**WHAT TO WORK ON:**
Repeat the records exactly. Every line must match.

**PROVIDED RECORDS:**
╔══

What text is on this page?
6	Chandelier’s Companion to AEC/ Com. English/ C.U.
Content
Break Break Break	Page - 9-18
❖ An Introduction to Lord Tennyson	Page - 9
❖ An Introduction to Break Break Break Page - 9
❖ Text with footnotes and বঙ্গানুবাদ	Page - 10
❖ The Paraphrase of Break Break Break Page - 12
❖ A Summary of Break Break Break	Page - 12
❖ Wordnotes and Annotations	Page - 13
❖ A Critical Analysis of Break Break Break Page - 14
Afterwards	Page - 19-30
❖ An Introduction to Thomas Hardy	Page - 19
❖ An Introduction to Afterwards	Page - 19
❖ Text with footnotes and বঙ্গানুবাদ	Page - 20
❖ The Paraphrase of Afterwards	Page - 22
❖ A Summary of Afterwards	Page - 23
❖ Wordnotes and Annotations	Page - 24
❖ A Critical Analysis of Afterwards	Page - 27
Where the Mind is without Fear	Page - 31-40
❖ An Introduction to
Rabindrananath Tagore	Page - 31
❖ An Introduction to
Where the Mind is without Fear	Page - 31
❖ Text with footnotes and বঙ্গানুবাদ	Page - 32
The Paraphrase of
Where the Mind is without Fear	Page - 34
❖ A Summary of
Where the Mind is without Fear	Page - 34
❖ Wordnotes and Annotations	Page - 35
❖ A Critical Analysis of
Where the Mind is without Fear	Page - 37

╚══

**RESULT:**
What text is on this page?
6	Chandelier’s Companion to AEC/ Com. English/ C.U.
Content
Break Break Break	Page - 9-18
❖ An Introduction to Lord Tennyson	Page - 9
❖ An Introduction to Break Break Break Page - 9
❖ Text with footnotes and বঙ্গানুবাদ	Page - 10
❖ The Paraphrase of Break Break Break Page - 12
❖ A Summary of Break Break Break	Page - 12
❖ Wordnotes and Annotations	Page - 13
❖ A Critical Analysis of Break Break Break Page - 14
Afterwards	Page - 19-30
❖ An Introduction to Thomas Hardy	Page - 19
❖ An Introduction to Afterwards	Page - 19
❖ Text with footnotes and বঙ্গানুবাদ	Page - 20
❖ The Paraphrase of Afterwards	Page - 22
❖ A Summary of Afterwards	Page - 23
❖ Wordnotes and Annotations	Page - 24
❖ A Critical Analysis of Afterwards	Page - 27
Where the Mind is without Fear	Page - 31-40
❖ An Introduction to
Rabindrananath Tagore	Page - 31
❖ An Introduction to
Where the Mind is without Fear	Page - 31
❖ Text with footnotes and বঙ্গানুবাদ	Page - 32
The Paraphrase of
Where the Mind is without Fear	Page - 34
❖ A Summary of
Where the Mind is without Fear	Page - 34
❖ Wordnotes and Annotations	Page - 35
❖ A Critical Analysis of
Where the Mind is without Fear	Page - 37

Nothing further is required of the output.